:: EXCERPTED DATA ::

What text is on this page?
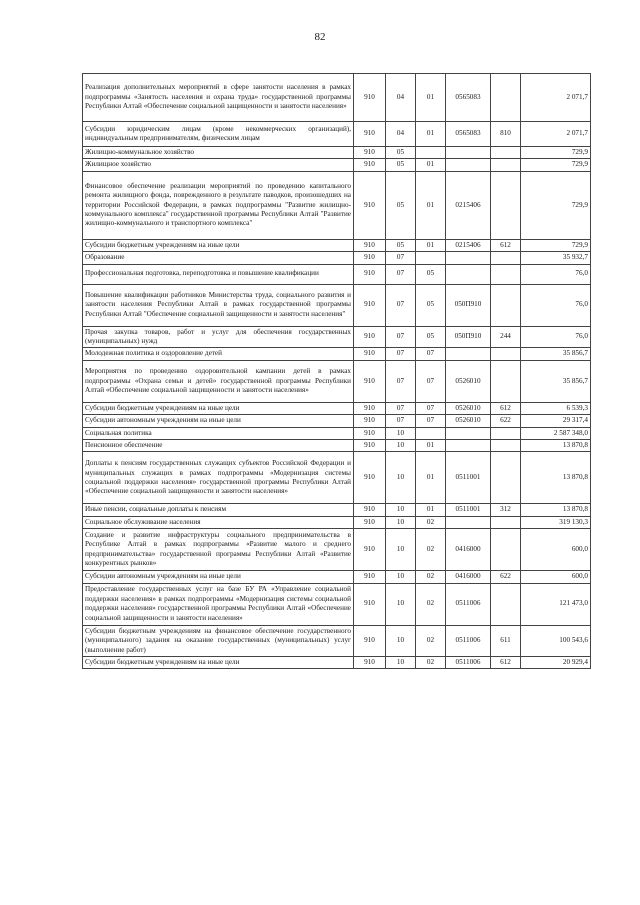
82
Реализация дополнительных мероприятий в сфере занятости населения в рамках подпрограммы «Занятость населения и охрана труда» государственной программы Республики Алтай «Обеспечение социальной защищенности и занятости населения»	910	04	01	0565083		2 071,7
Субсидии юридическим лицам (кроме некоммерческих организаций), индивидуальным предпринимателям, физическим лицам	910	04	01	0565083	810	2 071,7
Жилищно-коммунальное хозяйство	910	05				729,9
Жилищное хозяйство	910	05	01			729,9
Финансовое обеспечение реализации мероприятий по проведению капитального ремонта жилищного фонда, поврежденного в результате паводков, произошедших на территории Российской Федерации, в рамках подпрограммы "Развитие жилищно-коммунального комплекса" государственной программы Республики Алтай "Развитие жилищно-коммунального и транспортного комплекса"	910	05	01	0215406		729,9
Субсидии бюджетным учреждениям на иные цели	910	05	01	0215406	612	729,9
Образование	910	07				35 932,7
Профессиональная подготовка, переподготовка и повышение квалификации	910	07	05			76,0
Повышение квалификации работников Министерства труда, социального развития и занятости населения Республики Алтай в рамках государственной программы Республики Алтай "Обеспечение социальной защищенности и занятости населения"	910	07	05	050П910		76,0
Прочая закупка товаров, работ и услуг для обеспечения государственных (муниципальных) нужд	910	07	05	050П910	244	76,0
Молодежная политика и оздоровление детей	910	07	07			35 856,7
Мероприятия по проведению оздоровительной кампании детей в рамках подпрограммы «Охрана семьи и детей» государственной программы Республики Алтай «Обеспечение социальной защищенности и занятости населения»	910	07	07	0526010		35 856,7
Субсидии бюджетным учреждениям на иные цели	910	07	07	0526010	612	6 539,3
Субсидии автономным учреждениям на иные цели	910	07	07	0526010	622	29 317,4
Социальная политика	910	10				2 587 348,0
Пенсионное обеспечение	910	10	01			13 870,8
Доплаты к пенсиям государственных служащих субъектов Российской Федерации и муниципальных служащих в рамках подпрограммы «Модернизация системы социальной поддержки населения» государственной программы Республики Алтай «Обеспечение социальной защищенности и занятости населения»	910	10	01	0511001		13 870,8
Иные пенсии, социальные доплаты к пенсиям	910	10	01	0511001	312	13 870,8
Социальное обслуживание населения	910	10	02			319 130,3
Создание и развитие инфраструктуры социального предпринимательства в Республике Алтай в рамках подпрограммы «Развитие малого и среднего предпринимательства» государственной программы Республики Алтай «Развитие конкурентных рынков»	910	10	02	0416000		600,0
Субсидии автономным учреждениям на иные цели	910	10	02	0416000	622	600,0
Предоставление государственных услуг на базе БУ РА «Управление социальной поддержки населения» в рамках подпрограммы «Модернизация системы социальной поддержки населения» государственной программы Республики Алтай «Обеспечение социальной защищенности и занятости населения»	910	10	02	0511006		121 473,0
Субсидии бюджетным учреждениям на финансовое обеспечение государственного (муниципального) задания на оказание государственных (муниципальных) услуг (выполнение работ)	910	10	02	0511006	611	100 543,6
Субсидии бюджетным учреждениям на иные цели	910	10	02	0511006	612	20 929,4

:::

**WHAT IS EXPECTED**
Pictures don't belong in the copy. Transcribe every record exactly as it appears.

**RESPONSE**
What text is on this page?
82
Реализация дополнительных мероприятий в сфере занятости населения в рамках подпрограммы «Занятость населения и охрана труда» государственной программы Республики Алтай «Обеспечение социальной защищенности и занятости населения»	910	04	01	0565083		2 071,7
Субсидии юридическим лицам (кроме некоммерческих организаций), индивидуальным предпринимателям, физическим лицам	910	04	01	0565083	810	2 071,7
Жилищно-коммунальное хозяйство	910	05				729,9
Жилищное хозяйство	910	05	01			729,9
Финансовое обеспечение реализации мероприятий по проведению капитального ремонта жилищного фонда, поврежденного в результате паводков, произошедших на территории Российской Федерации, в рамках подпрограммы "Развитие жилищно-коммунального комплекса" государственной программы Республики Алтай "Развитие жилищно-коммунального и транспортного комплекса"	910	05	01	0215406		729,9
Субсидии бюджетным учреждениям на иные цели	910	05	01	0215406	612	729,9
Образование	910	07				35 932,7
Профессиональная подготовка, переподготовка и повышение квалификации	910	07	05			76,0
Повышение квалификации работников Министерства труда, социального развития и занятости населения Республики Алтай в рамках государственной программы Республики Алтай "Обеспечение социальной защищенности и занятости населения"	910	07	05	050П910		76,0
Прочая закупка товаров, работ и услуг для обеспечения государственных (муниципальных) нужд	910	07	05	050П910	244	76,0
Молодежная политика и оздоровление детей	910	07	07			35 856,7
Мероприятия по проведению оздоровительной кампании детей в рамках подпрограммы «Охрана семьи и детей» государственной программы Республики Алтай «Обеспечение социальной защищенности и занятости населения»	910	07	07	0526010		35 856,7
Субсидии бюджетным учреждениям на иные цели	910	07	07	0526010	612	6 539,3
Субсидии автономным учреждениям на иные цели	910	07	07	0526010	622	29 317,4
Социальная политика	910	10				2 587 348,0
Пенсионное обеспечение	910	10	01			13 870,8
Доплаты к пенсиям государственных служащих субъектов Российской Федерации и муниципальных служащих в рамках подпрограммы «Модернизация системы социальной поддержки населения» государственной программы Республики Алтай «Обеспечение социальной защищенности и занятости населения»	910	10	01	0511001		13 870,8
Иные пенсии, социальные доплаты к пенсиям	910	10	01	0511001	312	13 870,8
Социальное обслуживание населения	910	10	02			319 130,3
Создание и развитие инфраструктуры социального предпринимательства в Республике Алтай в рамках подпрограммы «Развитие малого и среднего предпринимательства» государственной программы Республики Алтай «Развитие конкурентных рынков»	910	10	02	0416000		600,0
Субсидии автономным учреждениям на иные цели	910	10	02	0416000	622	600,0
Предоставление государственных услуг на базе БУ РА «Управление социальной поддержки населения» в рамках подпрограммы «Модернизация системы социальной поддержки населения» государственной программы Республики Алтай «Обеспечение социальной защищенности и занятости населения»	910	10	02	0511006		121 473,0
Субсидии бюджетным учреждениям на финансовое обеспечение государственного (муниципального) задания на оказание государственных (муниципальных) услуг (выполнение работ)	910	10	02	0511006	611	100 543,6
Субсидии бюджетным учреждениям на иные цели	910	10	02	0511006	612	20 929,4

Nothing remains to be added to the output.